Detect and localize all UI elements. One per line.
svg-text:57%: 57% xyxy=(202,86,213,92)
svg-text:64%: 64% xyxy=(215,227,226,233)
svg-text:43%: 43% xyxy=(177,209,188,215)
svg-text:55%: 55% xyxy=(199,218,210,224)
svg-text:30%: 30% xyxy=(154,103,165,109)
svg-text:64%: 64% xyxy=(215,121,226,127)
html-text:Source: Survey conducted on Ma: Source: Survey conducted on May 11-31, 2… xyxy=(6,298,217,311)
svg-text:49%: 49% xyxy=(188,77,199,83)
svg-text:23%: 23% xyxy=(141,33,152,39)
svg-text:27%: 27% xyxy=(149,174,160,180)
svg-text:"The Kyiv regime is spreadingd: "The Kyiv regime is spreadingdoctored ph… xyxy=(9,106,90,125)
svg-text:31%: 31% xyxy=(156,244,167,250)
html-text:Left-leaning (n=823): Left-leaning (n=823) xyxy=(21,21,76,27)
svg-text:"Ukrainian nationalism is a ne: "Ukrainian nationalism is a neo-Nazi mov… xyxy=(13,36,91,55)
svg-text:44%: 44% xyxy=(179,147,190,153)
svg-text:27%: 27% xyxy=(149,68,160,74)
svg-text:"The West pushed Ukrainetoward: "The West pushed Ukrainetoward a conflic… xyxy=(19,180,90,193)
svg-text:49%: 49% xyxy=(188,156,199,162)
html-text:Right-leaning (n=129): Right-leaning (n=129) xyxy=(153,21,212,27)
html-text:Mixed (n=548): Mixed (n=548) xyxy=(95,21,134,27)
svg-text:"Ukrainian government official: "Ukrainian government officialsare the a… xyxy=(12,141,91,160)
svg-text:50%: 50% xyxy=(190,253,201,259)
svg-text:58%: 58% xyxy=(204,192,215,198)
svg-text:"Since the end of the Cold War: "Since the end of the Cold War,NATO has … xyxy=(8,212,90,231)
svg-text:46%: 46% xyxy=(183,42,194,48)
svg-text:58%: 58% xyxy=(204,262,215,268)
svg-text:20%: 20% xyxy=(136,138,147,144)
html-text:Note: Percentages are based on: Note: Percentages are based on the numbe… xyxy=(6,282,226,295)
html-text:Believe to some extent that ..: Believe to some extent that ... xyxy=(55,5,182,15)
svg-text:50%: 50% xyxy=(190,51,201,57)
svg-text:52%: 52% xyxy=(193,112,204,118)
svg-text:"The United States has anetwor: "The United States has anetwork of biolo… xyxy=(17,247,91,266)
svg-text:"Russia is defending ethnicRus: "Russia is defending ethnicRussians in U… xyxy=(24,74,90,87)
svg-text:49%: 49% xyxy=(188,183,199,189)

## Stated exercise
Could you retype the data from its very first line through the line containing "svg-text:44%: 44% xyxy=(179,147,190,153)", including both ends, exactly as each line appears?

## Completed task
Detect and localize all UI elements. One per line.
svg-text:57%: 57% xyxy=(202,86,213,92)
svg-text:64%: 64% xyxy=(215,227,226,233)
svg-text:43%: 43% xyxy=(177,209,188,215)
svg-text:55%: 55% xyxy=(199,218,210,224)
svg-text:30%: 30% xyxy=(154,103,165,109)
svg-text:64%: 64% xyxy=(215,121,226,127)
html-text:Source: Survey conducted on Ma: Source: Survey conducted on May 11-31, 2… xyxy=(6,298,217,311)
svg-text:49%: 49% xyxy=(188,77,199,83)
svg-text:23%: 23% xyxy=(141,33,152,39)
svg-text:27%: 27% xyxy=(149,174,160,180)
svg-text:"The Kyiv regime is spreadingd: "The Kyiv regime is spreadingdoctored ph… xyxy=(9,106,90,125)
svg-text:31%: 31% xyxy=(156,244,167,250)
html-text:Left-leaning (n=823): Left-leaning (n=823) xyxy=(21,21,76,27)
svg-text:"Ukrainian nationalism is a ne: "Ukrainian nationalism is a neo-Nazi mov… xyxy=(13,36,91,55)
svg-text:44%: 44% xyxy=(179,147,190,153)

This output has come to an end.